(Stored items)
--- --- ---

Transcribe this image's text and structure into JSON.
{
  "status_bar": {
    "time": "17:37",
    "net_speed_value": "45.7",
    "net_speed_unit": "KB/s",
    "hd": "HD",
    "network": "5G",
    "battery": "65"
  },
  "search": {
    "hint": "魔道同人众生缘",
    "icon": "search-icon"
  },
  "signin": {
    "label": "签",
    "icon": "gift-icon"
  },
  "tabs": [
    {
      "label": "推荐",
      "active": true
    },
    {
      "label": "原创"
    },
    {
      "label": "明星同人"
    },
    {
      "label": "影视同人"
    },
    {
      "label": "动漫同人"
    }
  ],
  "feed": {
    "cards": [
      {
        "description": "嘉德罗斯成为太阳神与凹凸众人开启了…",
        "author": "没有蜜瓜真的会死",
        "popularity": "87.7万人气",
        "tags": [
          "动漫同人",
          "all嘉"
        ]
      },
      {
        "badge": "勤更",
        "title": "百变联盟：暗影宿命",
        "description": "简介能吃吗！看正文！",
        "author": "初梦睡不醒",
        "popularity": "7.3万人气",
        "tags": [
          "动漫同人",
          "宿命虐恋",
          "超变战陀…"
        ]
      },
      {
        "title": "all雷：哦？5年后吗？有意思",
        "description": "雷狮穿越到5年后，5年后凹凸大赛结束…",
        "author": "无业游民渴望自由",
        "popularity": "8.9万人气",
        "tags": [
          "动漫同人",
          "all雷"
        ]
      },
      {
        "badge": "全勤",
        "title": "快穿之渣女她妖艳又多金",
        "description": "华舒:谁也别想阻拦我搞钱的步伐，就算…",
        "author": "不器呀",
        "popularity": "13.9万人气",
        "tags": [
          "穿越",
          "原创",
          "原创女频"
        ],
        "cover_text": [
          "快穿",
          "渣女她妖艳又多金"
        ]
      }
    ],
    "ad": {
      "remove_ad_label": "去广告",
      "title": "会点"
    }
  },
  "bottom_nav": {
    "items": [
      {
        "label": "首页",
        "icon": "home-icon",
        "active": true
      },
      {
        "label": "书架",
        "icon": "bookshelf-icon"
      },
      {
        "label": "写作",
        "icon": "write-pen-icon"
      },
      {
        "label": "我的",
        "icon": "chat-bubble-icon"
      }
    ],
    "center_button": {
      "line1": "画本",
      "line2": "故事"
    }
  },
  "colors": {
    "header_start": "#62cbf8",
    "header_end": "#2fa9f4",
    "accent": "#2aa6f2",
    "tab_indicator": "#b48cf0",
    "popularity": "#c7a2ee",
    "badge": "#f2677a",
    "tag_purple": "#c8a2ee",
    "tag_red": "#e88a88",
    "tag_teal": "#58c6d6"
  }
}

--- --- ---

■ WORK TO DO ■
Your task is to repeat each line of the material exactly.

■ WRITTEN SOLUTION ■
Transcribe this image's text and structure into JSON.
{
  "status_bar": {
    "time": "17:37",
    "net_speed_value": "45.7",
    "net_speed_unit": "KB/s",
    "hd": "HD",
    "network": "5G",
    "battery": "65"
  },
  "search": {
    "hint": "魔道同人众生缘",
    "icon": "search-icon"
  },
  "signin": {
    "label": "签",
    "icon": "gift-icon"
  },
  "tabs": [
    {
      "label": "推荐",
      "active": true
    },
    {
      "label": "原创"
    },
    {
      "label": "明星同人"
    },
    {
      "label": "影视同人"
    },
    {
      "label": "动漫同人"
    }
  ],
  "feed": {
    "cards": [
      {
        "description": "嘉德罗斯成为太阳神与凹凸众人开启了…",
        "author": "没有蜜瓜真的会死",
        "popularity": "87.7万人气",
        "tags": [
          "动漫同人",
          "all嘉"
        ]
      },
      {
        "badge": "勤更",
        "title": "百变联盟：暗影宿命",
        "description": "简介能吃吗！看正文！",
        "author": "初梦睡不醒",
        "popularity": "7.3万人气",
        "tags": [
          "动漫同人",
          "宿命虐恋",
          "超变战陀…"
        ]
      },
      {
        "title": "all雷：哦？5年后吗？有意思",
        "description": "雷狮穿越到5年后，5年后凹凸大赛结束…",
        "author": "无业游民渴望自由",
        "popularity": "8.9万人气",
        "tags": [
          "动漫同人",
          "all雷"
        ]
      },
      {
        "badge": "全勤",
        "title": "快穿之渣女她妖艳又多金",
        "description": "华舒:谁也别想阻拦我搞钱的步伐，就算…",
        "author": "不器呀",
        "popularity": "13.9万人气",
        "tags": [
          "穿越",
          "原创",
          "原创女频"
        ],
        "cover_text": [
          "快穿",
          "渣女她妖艳又多金"
        ]
      }
    ],
    "ad": {
      "remove_ad_label": "去广告",
      "title": "会点"
    }
  },
  "bottom_nav": {
    "items": [
      {
        "label": "首页",
        "icon": "home-icon",
        "active": true
      },
      {
        "label": "书架",
        "icon": "bookshelf-icon"
      },
      {
        "label": "写作",
        "icon": "write-pen-icon"
      },
      {
        "label": "我的",
        "icon": "chat-bubble-icon"
      }
    ],
    "center_button": {
      "line1": "画本",
      "line2": "故事"
    }
  },
  "colors": {
    "header_start": "#62cbf8",
    "header_end": "#2fa9f4",
    "accent": "#2aa6f2",
    "tab_indicator": "#b48cf0",
    "popularity": "#c7a2ee",
    "badge": "#f2677a",
    "tag_purple": "#c8a2ee",
    "tag_red": "#e88a88",
    "tag_teal": "#58c6d6"
  }
}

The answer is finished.